### Instruction
Where a line holds the string "учитывается", return that line.

### Exercise inputs
** start **

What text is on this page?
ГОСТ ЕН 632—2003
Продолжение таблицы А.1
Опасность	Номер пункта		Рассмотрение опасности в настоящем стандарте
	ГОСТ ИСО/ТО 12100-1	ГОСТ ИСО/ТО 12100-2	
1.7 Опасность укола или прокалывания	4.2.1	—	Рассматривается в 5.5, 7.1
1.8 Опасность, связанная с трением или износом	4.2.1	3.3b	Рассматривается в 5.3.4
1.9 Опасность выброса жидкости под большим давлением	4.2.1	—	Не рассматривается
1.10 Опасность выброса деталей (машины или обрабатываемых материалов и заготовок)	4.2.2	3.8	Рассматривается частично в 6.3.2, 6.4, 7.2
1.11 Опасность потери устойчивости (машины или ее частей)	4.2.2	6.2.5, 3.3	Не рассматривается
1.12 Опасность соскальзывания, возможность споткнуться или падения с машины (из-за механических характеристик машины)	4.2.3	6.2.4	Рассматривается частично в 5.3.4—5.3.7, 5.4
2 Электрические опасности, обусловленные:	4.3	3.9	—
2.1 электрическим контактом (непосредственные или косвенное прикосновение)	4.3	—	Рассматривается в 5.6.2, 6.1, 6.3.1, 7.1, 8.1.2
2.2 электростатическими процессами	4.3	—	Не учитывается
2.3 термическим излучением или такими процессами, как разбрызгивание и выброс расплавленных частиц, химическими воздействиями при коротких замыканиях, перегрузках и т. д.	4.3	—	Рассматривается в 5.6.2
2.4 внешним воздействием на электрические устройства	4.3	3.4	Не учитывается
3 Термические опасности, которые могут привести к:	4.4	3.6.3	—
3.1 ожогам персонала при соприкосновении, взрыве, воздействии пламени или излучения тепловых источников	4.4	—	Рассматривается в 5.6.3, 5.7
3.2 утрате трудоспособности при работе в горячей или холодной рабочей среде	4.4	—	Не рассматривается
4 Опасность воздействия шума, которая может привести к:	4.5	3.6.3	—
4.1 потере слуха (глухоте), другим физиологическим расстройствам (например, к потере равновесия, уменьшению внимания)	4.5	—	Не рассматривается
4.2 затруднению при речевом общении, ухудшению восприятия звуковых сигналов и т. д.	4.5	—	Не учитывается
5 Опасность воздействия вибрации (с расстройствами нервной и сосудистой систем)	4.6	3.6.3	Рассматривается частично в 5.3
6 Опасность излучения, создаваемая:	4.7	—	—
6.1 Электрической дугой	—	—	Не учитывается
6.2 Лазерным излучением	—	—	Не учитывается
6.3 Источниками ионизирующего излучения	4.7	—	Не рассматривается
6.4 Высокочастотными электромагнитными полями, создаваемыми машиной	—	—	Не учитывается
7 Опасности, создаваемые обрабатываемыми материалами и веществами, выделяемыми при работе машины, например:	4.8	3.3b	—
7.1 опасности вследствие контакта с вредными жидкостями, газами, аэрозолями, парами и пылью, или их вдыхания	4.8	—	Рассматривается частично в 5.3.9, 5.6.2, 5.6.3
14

** end **

### Expected output
2.2 электростатическими процессами	4.3	—	Не учитывается
2.4 внешним воздействием на электрические устройства	4.3	3.4	Не учитывается
4.2 затруднению при речевом общении, ухудшению восприятия звуковых сигналов и т. д.	4.5	—	Не учитывается
6.1 Электрической дугой	—	—	Не учитывается
6.2 Лазерным излучением	—	—	Не учитывается
6.4 Высокочастотными электромагнитными полями, создаваемыми машиной	—	—	Не учитывается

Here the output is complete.